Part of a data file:
*-*-*

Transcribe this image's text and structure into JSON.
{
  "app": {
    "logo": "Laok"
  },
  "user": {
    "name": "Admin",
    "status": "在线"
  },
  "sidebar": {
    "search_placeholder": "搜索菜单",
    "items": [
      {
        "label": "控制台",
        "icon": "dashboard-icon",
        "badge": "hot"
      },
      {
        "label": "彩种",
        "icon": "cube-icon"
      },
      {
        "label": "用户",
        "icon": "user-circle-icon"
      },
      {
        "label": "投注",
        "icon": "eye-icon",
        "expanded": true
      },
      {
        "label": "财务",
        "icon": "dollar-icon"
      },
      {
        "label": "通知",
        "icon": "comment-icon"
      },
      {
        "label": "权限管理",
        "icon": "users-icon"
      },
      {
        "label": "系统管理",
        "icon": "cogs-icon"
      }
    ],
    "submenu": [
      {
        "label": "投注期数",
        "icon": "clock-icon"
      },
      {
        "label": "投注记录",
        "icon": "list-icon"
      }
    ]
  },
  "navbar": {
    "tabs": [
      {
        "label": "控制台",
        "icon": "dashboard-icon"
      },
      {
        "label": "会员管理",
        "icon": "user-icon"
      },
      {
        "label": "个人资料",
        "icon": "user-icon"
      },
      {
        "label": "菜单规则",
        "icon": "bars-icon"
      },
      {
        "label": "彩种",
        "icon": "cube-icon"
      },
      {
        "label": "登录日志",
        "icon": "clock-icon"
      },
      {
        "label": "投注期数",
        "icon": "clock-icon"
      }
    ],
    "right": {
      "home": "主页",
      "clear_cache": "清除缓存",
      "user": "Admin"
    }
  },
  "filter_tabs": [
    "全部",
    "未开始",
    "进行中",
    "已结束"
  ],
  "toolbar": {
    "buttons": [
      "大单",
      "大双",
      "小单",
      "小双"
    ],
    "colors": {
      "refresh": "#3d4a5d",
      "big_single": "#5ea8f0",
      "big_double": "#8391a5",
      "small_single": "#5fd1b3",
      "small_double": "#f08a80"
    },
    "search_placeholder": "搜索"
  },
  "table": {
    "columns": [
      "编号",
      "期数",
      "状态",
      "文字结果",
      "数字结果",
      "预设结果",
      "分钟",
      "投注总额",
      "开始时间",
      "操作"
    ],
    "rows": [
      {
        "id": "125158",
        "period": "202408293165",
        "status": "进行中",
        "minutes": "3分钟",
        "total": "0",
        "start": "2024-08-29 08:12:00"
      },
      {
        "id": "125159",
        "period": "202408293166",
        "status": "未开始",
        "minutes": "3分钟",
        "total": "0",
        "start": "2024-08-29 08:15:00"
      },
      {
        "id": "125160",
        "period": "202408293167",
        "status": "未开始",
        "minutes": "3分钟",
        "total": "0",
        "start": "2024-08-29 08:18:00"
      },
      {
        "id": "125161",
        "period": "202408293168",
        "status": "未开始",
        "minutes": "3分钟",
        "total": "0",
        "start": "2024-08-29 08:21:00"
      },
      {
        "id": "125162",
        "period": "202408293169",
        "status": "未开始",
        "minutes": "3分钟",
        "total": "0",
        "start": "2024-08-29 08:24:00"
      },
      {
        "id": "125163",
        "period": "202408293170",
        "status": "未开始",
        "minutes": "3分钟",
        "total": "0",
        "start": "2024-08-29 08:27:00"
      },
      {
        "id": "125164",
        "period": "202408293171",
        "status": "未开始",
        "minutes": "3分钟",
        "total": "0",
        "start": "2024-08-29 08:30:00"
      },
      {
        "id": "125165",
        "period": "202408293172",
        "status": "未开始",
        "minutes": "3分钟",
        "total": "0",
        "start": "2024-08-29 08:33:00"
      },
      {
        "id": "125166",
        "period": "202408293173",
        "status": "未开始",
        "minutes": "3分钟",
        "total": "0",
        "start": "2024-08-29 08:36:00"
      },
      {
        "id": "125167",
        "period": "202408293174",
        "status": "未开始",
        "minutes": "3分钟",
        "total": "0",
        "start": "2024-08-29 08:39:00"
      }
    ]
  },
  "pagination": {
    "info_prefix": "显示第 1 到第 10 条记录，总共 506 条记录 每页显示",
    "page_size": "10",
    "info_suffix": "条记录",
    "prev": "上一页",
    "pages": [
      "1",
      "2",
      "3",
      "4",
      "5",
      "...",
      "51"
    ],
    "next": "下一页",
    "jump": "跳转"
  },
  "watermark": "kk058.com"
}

*-*-*

> **Problem statement**: Repeat the whole listing exactly, keeping every line intact.

> **Solution for this problem**:
Transcribe this image's text and structure into JSON.
{
  "app": {
    "logo": "Laok"
  },
  "user": {
    "name": "Admin",
    "status": "在线"
  },
  "sidebar": {
    "search_placeholder": "搜索菜单",
    "items": [
      {
        "label": "控制台",
        "icon": "dashboard-icon",
        "badge": "hot"
      },
      {
        "label": "彩种",
        "icon": "cube-icon"
      },
      {
        "label": "用户",
        "icon": "user-circle-icon"
      },
      {
        "label": "投注",
        "icon": "eye-icon",
        "expanded": true
      },
      {
        "label": "财务",
        "icon": "dollar-icon"
      },
      {
        "label": "通知",
        "icon": "comment-icon"
      },
      {
        "label": "权限管理",
        "icon": "users-icon"
      },
      {
        "label": "系统管理",
        "icon": "cogs-icon"
      }
    ],
    "submenu": [
      {
        "label": "投注期数",
        "icon": "clock-icon"
      },
      {
        "label": "投注记录",
        "icon": "list-icon"
      }
    ]
  },
  "navbar": {
    "tabs": [
      {
        "label": "控制台",
        "icon": "dashboard-icon"
      },
      {
        "label": "会员管理",
        "icon": "user-icon"
      },
      {
        "label": "个人资料",
        "icon": "user-icon"
      },
      {
        "label": "菜单规则",
        "icon": "bars-icon"
      },
      {
        "label": "彩种",
        "icon": "cube-icon"
      },
      {
        "label": "登录日志",
        "icon": "clock-icon"
      },
      {
        "label": "投注期数",
        "icon": "clock-icon"
      }
    ],
    "right": {
      "home": "主页",
      "clear_cache": "清除缓存",
      "user": "Admin"
    }
  },
  "filter_tabs": [
    "全部",
    "未开始",
    "进行中",
    "已结束"
  ],
  "toolbar": {
    "buttons": [
      "大单",
      "大双",
      "小单",
      "小双"
    ],
    "colors": {
      "refresh": "#3d4a5d",
      "big_single": "#5ea8f0",
      "big_double": "#8391a5",
      "small_single": "#5fd1b3",
      "small_double": "#f08a80"
    },
    "search_placeholder": "搜索"
  },
  "table": {
    "columns": [
      "编号",
      "期数",
      "状态",
      "文字结果",
      "数字结果",
      "预设结果",
      "分钟",
      "投注总额",
      "开始时间",
      "操作"
    ],
    "rows": [
      {
        "id": "125158",
        "period": "202408293165",
        "status": "进行中",
        "minutes": "3分钟",
        "total": "0",
        "start": "2024-08-29 08:12:00"
      },
      {
        "id": "125159",
        "period": "202408293166",
        "status": "未开始",
        "minutes": "3分钟",
        "total": "0",
        "start": "2024-08-29 08:15:00"
      },
      {
        "id": "125160",
        "period": "202408293167",
        "status": "未开始",
        "minutes": "3分钟",
        "total": "0",
        "start": "2024-08-29 08:18:00"
      },
      {
        "id": "125161",
        "period": "202408293168",
        "status": "未开始",
        "minutes": "3分钟",
        "total": "0",
        "start": "2024-08-29 08:21:00"
      },
      {
        "id": "125162",
        "period": "202408293169",
        "status": "未开始",
        "minutes": "3分钟",
        "total": "0",
        "start": "2024-08-29 08:24:00"
      },
      {
        "id": "125163",
        "period": "202408293170",
        "status": "未开始",
        "minutes": "3分钟",
        "total": "0",
        "start": "2024-08-29 08:27:00"
      },
      {
        "id": "125164",
        "period": "202408293171",
        "status": "未开始",
        "minutes": "3分钟",
        "total": "0",
        "start": "2024-08-29 08:30:00"
      },
      {
        "id": "125165",
        "period": "202408293172",
        "status": "未开始",
        "minutes": "3分钟",
        "total": "0",
        "start": "2024-08-29 08:33:00"
      },
      {
        "id": "125166",
        "period": "202408293173",
        "status": "未开始",
        "minutes": "3分钟",
        "total": "0",
        "start": "2024-08-29 08:36:00"
      },
      {
        "id": "125167",
        "period": "202408293174",
        "status": "未开始",
        "minutes": "3分钟",
        "total": "0",
        "start": "2024-08-29 08:39:00"
      }
    ]
  },
  "pagination": {
    "info_prefix": "显示第 1 到第 10 条记录，总共 506 条记录 每页显示",
    "page_size": "10",
    "info_suffix": "条记录",
    "prev": "上一页",
    "pages": [
      "1",
      "2",
      "3",
      "4",
      "5",
      "...",
      "51"
    ],
    "next": "下一页",
    "jump": "跳转"
  },
  "watermark": "kk058.com"
}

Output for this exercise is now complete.